--- Start of Given entries ---

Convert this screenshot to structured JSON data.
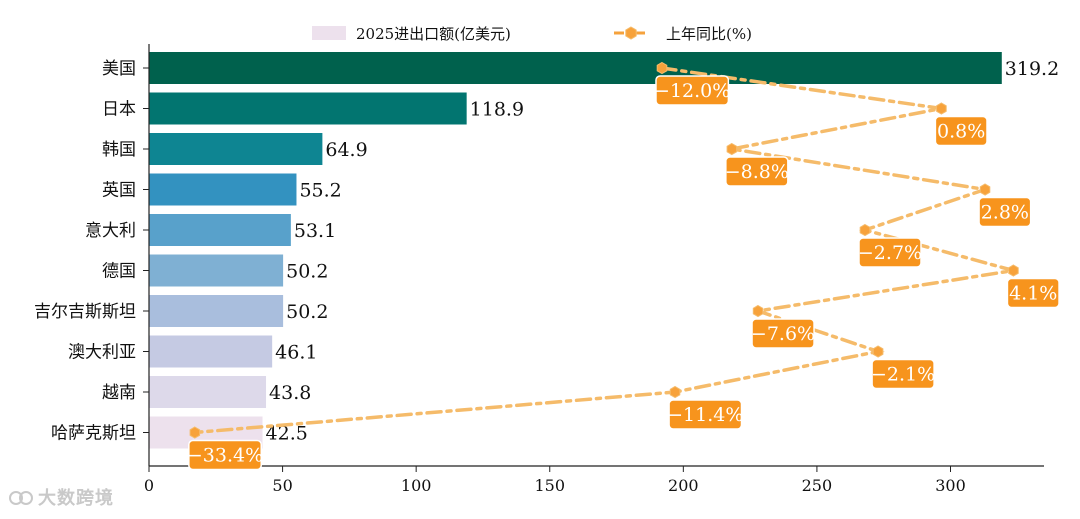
{
  "chart_data": {
    "type": "bar+line",
    "title": "",
    "categories": [
      "美国",
      "日本",
      "韩国",
      "英国",
      "意大利",
      "德国",
      "吉尔吉斯斯坦",
      "澳大利亚",
      "越南",
      "哈萨克斯坦"
    ],
    "bar_series": {
      "name": "2025进出口额(亿美元)",
      "values": [
        319.2,
        118.9,
        64.9,
        55.2,
        53.1,
        50.2,
        50.2,
        46.1,
        43.8,
        42.5
      ],
      "value_labels": [
        "319.2",
        "118.9",
        "64.9",
        "55.2",
        "53.1",
        "50.2",
        "50.2",
        "46.1",
        "43.8",
        "42.5"
      ],
      "colors": [
        "#00614d",
        "#027570",
        "#0e8592",
        "#3392c0",
        "#58a1cb",
        "#7fb0d3",
        "#a9bedd",
        "#c5cae3",
        "#ddd9ea",
        "#ede1ed"
      ]
    },
    "line_series": {
      "name": "上年同比(%)",
      "values": [
        -12.0,
        0.8,
        -8.8,
        2.8,
        -2.7,
        4.1,
        -7.6,
        -2.1,
        -11.4,
        -33.4
      ],
      "labels": [
        "−12.0%",
        "0.8%",
        "−8.8%",
        "2.8%",
        "−2.7%",
        "4.1%",
        "−7.6%",
        "−2.1%",
        "−11.4%",
        "−33.4%"
      ],
      "color": "#f7a23b",
      "line_color": "#f5bb6a",
      "label_bg": "#f7941d"
    },
    "xlim": [
      0,
      335
    ],
    "xticks": [
      0,
      50,
      100,
      150,
      200,
      250,
      300
    ],
    "xtick_labels": [
      "0",
      "50",
      "100",
      "150",
      "200",
      "250",
      "300"
    ],
    "line_xlim": [
      -35.5,
      5.5
    ],
    "legend": [
      "2025进出口额(亿美元)",
      "上年同比(%)"
    ]
  },
  "watermark": "大数跨境"
}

--- End of Given entries ---

- [Requirements]:
Output the full set of records above without changing a word, and drop the images.

- [The response]:
Convert this screenshot to structured JSON data.
{
  "chart_data": {
    "type": "bar+line",
    "title": "",
    "categories": [
      "美国",
      "日本",
      "韩国",
      "英国",
      "意大利",
      "德国",
      "吉尔吉斯斯坦",
      "澳大利亚",
      "越南",
      "哈萨克斯坦"
    ],
    "bar_series": {
      "name": "2025进出口额(亿美元)",
      "values": [
        319.2,
        118.9,
        64.9,
        55.2,
        53.1,
        50.2,
        50.2,
        46.1,
        43.8,
        42.5
      ],
      "value_labels": [
        "319.2",
        "118.9",
        "64.9",
        "55.2",
        "53.1",
        "50.2",
        "50.2",
        "46.1",
        "43.8",
        "42.5"
      ],
      "colors": [
        "#00614d",
        "#027570",
        "#0e8592",
        "#3392c0",
        "#58a1cb",
        "#7fb0d3",
        "#a9bedd",
        "#c5cae3",
        "#ddd9ea",
        "#ede1ed"
      ]
    },
    "line_series": {
      "name": "上年同比(%)",
      "values": [
        -12.0,
        0.8,
        -8.8,
        2.8,
        -2.7,
        4.1,
        -7.6,
        -2.1,
        -11.4,
        -33.4
      ],
      "labels": [
        "−12.0%",
        "0.8%",
        "−8.8%",
        "2.8%",
        "−2.7%",
        "4.1%",
        "−7.6%",
        "−2.1%",
        "−11.4%",
        "−33.4%"
      ],
      "color": "#f7a23b",
      "line_color": "#f5bb6a",
      "label_bg": "#f7941d"
    },
    "xlim": [
      0,
      335
    ],
    "xticks": [
      0,
      50,
      100,
      150,
      200,
      250,
      300
    ],
    "xtick_labels": [
      "0",
      "50",
      "100",
      "150",
      "200",
      "250",
      "300"
    ],
    "line_xlim": [
      -35.5,
      5.5
    ],
    "legend": [
      "2025进出口额(亿美元)",
      "上年同比(%)"
    ]
  },
  "watermark": "大数跨境"
}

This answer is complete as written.